_Reading text_
Former state Transportation Commissioner Elwyn Tinklenberg will seek the Dem endorsement for Congress from the 6th District -- the seat held by Michele Bachmann -- but he says he will not pledge to abide by the endorsement and will be prepared to run in a primary.

This announcement follows the news that broke here Wednesday that state Sen. Tarryl Clark of St. Cloud has decided to seek the Dem nomination. (Officially, in a non-confirmation confirmation of that scooplet, Clark said that she "is not ready to formally announce her candidacy for Congress.")

At the time, I sought reaction from the candidates who were already in that race -- Tinklenberg, who has sought the seat twice before and was the Dem nominee in 2008, and Dr. Maureen Reed, former chair of the U of M Board of Regents. I asked Tinklenberg campaign manager Dana Houle whether Tinklenberg would enter the race for endorsement as an abider or whether he would be prepared to run in a primary if he lost the endorsement. On Wednesday, I didn't get an answer, but now Team Tinklenberg has decided to state publicly that:

"El Tinklenberg is the best candidate in the field, and the only one who can defeat Michele Bachmann.  He will work to earn the endorsement at the DFL convention. But our goal is to win in November, and if El is forced to fight through a three-way primary to take on Michele Bachmann, that's a battle he's ready to fight, and a fight we will win."

Of course, the election is 16 months away and there will be many bounces of the ball, but this is an interesting moment, especially at this formative stage of an upshaping intra-party contest.

A special passion about Bachmann

Dems have a special passion about defeating Bachmann. They dislilke her so intensely, and consider her such an embarrassment that they have trouble understanding her political strengths and how well she seems to fit the conservative and -- especially -- pro-life 6th District. The executive director of the Democratic Congressional Campaign Committee, which promotes Dems in all 435 districts, recently named Bachmann as one of the party's top eight targets for 2010.

Nationally and locally, Dems will want the best candidate to take Bachmann on, but also will want a unified party for the entire summer and fall of 2010, not a three-way primary that will leave the distracted and weakened eventual winner unable to concentrate on making the case against Bachmann until September. It's an old story for Minnesota Democrats (and one of the reasons they would like to move up the date of the primary, and one of the reasons Republicans won't cooperate with that plan).

The abiding issue

Tinklenberg sought the endorsement for the same office the last two times, both times pledging to abide. He lost the endorsement to Patty Wetterling in 2006, then kept his pledge and dropped out of the race (which was really kinda sporting of him, considering that Wetterling had actually encouraged Tinklenberg to run for the House because she was running for the Senate). Tarryl Clark, by the way, gave a speech at that convention on behalf of Wetterling, during which she referred to Bachmann as a "devil in a blue dress."

Then Tinklenberg won the endorsement easily in 2008 on the first ballot, faced no serious primary opposition, and lost the general election to Bachmann by 3 percentage points.

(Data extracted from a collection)
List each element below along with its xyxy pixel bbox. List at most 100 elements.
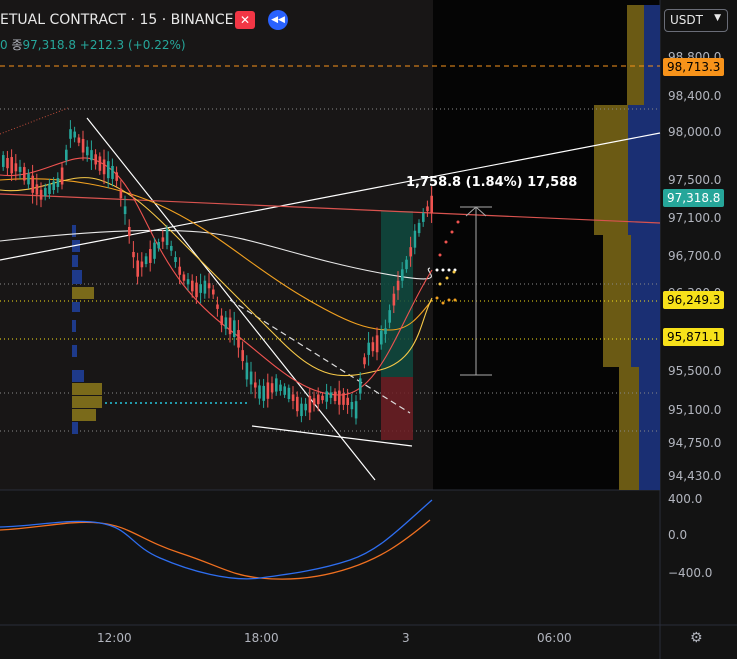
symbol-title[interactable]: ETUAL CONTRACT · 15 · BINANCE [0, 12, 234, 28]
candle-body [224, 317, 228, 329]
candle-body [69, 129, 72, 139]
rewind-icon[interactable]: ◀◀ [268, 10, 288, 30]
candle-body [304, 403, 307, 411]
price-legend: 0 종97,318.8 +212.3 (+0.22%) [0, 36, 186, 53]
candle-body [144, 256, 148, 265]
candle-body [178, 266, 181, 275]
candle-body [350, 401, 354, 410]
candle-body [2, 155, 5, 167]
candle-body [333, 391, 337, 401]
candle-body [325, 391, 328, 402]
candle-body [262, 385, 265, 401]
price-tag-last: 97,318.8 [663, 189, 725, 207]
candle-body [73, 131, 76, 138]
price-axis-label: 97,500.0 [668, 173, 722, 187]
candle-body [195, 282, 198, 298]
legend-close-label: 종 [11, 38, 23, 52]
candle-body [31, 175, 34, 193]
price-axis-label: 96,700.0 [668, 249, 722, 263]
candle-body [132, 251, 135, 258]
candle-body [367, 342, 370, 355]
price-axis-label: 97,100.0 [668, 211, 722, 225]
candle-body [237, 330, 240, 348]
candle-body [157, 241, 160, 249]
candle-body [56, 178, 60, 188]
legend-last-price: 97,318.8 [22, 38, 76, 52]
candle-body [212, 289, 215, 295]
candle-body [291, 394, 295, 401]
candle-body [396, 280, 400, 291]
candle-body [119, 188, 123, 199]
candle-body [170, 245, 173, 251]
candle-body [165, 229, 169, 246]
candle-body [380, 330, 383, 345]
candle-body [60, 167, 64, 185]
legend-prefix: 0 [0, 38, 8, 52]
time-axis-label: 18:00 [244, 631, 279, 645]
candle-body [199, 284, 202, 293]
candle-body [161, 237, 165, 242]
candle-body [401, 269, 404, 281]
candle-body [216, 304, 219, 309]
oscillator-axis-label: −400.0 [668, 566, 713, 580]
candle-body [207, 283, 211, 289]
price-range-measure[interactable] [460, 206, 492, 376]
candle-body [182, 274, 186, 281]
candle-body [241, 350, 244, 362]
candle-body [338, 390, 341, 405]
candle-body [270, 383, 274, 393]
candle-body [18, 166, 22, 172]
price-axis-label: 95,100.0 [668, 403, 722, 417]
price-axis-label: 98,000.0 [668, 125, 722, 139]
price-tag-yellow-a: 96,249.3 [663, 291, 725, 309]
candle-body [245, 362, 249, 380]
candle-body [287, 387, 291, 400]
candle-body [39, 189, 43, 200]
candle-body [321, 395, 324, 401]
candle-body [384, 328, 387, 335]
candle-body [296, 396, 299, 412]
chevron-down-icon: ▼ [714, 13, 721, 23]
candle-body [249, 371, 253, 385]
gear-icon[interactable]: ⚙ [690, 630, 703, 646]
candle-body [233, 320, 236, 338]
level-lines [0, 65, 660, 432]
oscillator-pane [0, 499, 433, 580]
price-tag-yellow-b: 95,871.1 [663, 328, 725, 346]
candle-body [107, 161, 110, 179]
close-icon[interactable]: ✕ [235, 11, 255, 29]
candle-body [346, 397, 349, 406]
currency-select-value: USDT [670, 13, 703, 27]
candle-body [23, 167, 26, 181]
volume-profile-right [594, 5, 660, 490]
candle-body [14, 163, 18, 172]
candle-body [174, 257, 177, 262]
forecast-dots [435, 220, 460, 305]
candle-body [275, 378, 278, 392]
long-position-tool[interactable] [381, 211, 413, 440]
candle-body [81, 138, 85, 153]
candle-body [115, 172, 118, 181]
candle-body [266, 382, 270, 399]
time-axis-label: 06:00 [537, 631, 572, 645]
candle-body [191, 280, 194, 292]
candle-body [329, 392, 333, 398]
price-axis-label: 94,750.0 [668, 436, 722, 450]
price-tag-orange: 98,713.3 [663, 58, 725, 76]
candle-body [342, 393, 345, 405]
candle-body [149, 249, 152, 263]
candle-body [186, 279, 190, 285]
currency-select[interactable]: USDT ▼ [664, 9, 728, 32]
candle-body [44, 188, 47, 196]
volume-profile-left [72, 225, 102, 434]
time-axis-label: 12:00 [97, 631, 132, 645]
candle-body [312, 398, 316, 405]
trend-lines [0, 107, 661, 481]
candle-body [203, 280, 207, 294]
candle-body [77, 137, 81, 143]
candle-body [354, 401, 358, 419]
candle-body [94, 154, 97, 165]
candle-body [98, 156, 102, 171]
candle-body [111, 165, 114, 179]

_Tasks for this exercise_
(1) From the Tinklenberg article, set down everything from "The abiding issue" down to "3 percentage points.", unchanged.
(2) Condense the paragraph of the Tinklenberg article that begins "Tinklenberg sought the endorsement for the same office" into a short bulleted list of its main facts.

_Expected answers_
(1)
The abiding issue

Tinklenberg sought the endorsement for the same office the last two times, both times pledging to abide. He lost the endorsement to Patty Wetterling in 2006, then kept his pledge and dropped out of the race (which was really kinda sporting of him, considering that Wetterling had actually encouraged Tinklenberg to run for the House because she was running for the Senate). Tarryl Clark, by the way, gave a speech at that convention on behalf of Wetterling, during which she referred to Bachmann as a "devil in a blue dress."

Then Tinklenberg won the endorsement easily in 2008 on the first ballot, faced no serious primary opposition, and lost the general election to Bachmann by 3 percentage points.

(2)
- Tinklenberg sought the endorsement for the same office the last two times and pledged to abide by it both times.
- In 2006 he lost the endorsement to Patty Wetterling, kept his pledge and dropped out of the race.
- Wetterling had earlier encouraged him to run for the House because she was running for the Senate.
- At that convention, Tarryl Clark spoke on Wetterling's behalf and called Bachmann a "devil in a blue dress."